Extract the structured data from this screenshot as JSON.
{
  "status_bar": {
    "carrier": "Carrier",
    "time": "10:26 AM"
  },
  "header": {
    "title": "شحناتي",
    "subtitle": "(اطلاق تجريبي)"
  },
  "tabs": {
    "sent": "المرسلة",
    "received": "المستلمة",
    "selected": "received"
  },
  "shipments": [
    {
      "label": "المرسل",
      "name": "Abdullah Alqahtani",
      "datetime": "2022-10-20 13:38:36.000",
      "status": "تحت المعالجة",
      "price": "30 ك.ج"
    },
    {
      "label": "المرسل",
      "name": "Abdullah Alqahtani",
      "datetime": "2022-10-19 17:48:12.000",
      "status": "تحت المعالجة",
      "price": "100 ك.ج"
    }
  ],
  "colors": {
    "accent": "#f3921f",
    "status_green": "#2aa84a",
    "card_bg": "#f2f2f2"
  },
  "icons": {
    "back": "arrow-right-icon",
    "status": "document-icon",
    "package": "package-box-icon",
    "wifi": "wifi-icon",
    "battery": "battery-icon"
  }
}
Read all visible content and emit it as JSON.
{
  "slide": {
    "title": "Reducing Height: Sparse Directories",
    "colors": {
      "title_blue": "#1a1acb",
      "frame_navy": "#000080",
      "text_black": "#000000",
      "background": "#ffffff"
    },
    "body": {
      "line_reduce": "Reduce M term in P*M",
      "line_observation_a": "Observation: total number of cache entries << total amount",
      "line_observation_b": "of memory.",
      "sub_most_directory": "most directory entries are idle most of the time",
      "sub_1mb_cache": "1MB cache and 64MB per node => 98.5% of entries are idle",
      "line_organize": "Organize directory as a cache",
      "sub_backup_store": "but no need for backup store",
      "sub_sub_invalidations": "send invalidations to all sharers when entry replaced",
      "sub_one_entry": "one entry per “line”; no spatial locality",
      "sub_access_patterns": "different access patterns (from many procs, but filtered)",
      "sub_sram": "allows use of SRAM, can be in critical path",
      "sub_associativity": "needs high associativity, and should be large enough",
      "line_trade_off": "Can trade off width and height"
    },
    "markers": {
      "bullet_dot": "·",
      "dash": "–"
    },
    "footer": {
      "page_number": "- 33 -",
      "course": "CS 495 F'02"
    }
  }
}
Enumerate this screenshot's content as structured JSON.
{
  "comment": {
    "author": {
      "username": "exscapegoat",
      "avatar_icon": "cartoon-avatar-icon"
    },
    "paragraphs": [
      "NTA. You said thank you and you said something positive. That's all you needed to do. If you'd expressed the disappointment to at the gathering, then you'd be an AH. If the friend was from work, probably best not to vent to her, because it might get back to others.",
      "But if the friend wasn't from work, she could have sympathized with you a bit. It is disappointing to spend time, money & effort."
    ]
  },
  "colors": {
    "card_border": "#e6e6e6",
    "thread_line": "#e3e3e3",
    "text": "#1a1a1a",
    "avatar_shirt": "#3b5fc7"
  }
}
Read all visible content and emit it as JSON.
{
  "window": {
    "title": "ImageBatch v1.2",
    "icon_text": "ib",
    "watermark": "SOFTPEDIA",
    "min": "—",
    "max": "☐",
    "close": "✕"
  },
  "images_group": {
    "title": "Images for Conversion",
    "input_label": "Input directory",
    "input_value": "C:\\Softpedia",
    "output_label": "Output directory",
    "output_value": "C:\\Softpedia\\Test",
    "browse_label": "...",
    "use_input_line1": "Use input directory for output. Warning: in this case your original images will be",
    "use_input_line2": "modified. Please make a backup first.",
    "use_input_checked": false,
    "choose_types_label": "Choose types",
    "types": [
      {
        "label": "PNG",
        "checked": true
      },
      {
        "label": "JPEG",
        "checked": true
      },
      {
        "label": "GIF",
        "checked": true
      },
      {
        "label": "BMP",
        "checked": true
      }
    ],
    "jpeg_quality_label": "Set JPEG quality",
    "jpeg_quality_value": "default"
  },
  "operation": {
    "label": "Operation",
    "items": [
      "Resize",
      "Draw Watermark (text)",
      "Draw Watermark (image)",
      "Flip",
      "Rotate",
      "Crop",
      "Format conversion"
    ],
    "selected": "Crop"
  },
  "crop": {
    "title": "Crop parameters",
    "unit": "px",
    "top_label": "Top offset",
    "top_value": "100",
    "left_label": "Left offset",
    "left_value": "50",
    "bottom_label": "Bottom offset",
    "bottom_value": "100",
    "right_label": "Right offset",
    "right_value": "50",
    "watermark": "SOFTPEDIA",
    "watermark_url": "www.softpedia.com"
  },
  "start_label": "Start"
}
_ _ _ _ _
(Instructions to follow)
Transcribe every record above exactly as it appears.

(Result for this exercise)
Extract the structured data from this screenshot as JSON.
{
  "status_bar": {
    "carrier": "Carrier",
    "time": "10:26 AM"
  },
  "header": {
    "title": "شحناتي",
    "subtitle": "(اطلاق تجريبي)"
  },
  "tabs": {
    "sent": "المرسلة",
    "received": "المستلمة",
    "selected": "received"
  },
  "shipments": [
    {
      "label": "المرسل",
      "name": "Abdullah Alqahtani",
      "datetime": "2022-10-20 13:38:36.000",
      "status": "تحت المعالجة",
      "price": "30 ك.ج"
    },
    {
      "label": "المرسل",
      "name": "Abdullah Alqahtani",
      "datetime": "2022-10-19 17:48:12.000",
      "status": "تحت المعالجة",
      "price": "100 ك.ج"
    }
  ],
  "colors": {
    "accent": "#f3921f",
    "status_green": "#2aa84a",
    "card_bg": "#f2f2f2"
  },
  "icons": {
    "back": "arrow-right-icon",
    "status": "document-icon",
    "package": "package-box-icon",
    "wifi": "wifi-icon",
    "battery": "battery-icon"
  }
}
Read all visible content and emit it as JSON.
{
  "slide": {
    "title": "Reducing Height: Sparse Directories",
    "colors": {
      "title_blue": "#1a1acb",
      "frame_navy": "#000080",
      "text_black": "#000000",
      "background": "#ffffff"
    },
    "body": {
      "line_reduce": "Reduce M term in P*M",
      "line_observation_a": "Observation: total number of cache entries << total amount",
      "line_observation_b": "of memory.",
      "sub_most_directory": "most directory entries are idle most of the time",
      "sub_1mb_cache": "1MB cache and 64MB per node => 98.5% of entries are idle",
      "line_organize": "Organize directory as a cache",
      "sub_backup_store": "but no need for backup store",
      "sub_sub_invalidations": "send invalidations to all sharers when entry replaced",
      "sub_one_entry": "one entry per “line”; no spatial locality",
      "sub_access_patterns": "different access patterns (from many procs, but filtered)",
      "sub_sram": "allows use of SRAM, can be in critical path",
      "sub_associativity": "needs high associativity, and should be large enough",
      "line_trade_off": "Can trade off width and height"
    },
    "markers": {
      "bullet_dot": "·",
      "dash": "–"
    },
    "footer": {
      "page_number": "- 33 -",
      "course": "CS 495 F'02"
    }
  }
}
Enumerate this screenshot's content as structured JSON.
{
  "comment": {
    "author": {
      "username": "exscapegoat",
      "avatar_icon": "cartoon-avatar-icon"
    },
    "paragraphs": [
      "NTA. You said thank you and you said something positive. That's all you needed to do. If you'd expressed the disappointment to at the gathering, then you'd be an AH. If the friend was from work, probably best not to vent to her, because it might get back to others.",
      "But if the friend wasn't from work, she could have sympathized with you a bit. It is disappointing to spend time, money & effort."
    ]
  },
  "colors": {
    "card_border": "#e6e6e6",
    "thread_line": "#e3e3e3",
    "text": "#1a1a1a",
    "avatar_shirt": "#3b5fc7"
  }
}
Read all visible content and emit it as JSON.
{
  "window": {
    "title": "ImageBatch v1.2",
    "icon_text": "ib",
    "watermark": "SOFTPEDIA",
    "min": "—",
    "max": "☐",
    "close": "✕"
  },
  "images_group": {
    "title": "Images for Conversion",
    "input_label": "Input directory",
    "input_value": "C:\\Softpedia",
    "output_label": "Output directory",
    "output_value": "C:\\Softpedia\\Test",
    "browse_label": "...",
    "use_input_line1": "Use input directory for output. Warning: in this case your original images will be",
    "use_input_line2": "modified. Please make a backup first.",
    "use_input_checked": false,
    "choose_types_label": "Choose types",
    "types": [
      {
        "label": "PNG",
        "checked": true
      },
      {
        "label": "JPEG",
        "checked": true
      },
      {
        "label": "GIF",
        "checked": true
      },
      {
        "label": "BMP",
        "checked": true
      }
    ],
    "jpeg_quality_label": "Set JPEG quality",
    "jpeg_quality_value": "default"
  },
  "operation": {
    "label": "Operation",
    "items": [
      "Resize",
      "Draw Watermark (text)",
      "Draw Watermark (image)",
      "Flip",
      "Rotate",
      "Crop",
      "Format conversion"
    ],
    "selected": "Crop"
  },
  "crop": {
    "title": "Crop parameters",
    "unit": "px",
    "top_label": "Top offset",
    "top_value": "100",
    "left_label": "Left offset",
    "left_value": "50",
    "bottom_label": "Bottom offset",
    "bottom_value": "100",
    "right_label": "Right offset",
    "right_value": "50",
    "watermark": "SOFTPEDIA",
    "watermark_url": "www.softpedia.com"
  },
  "start_label": "Start"
}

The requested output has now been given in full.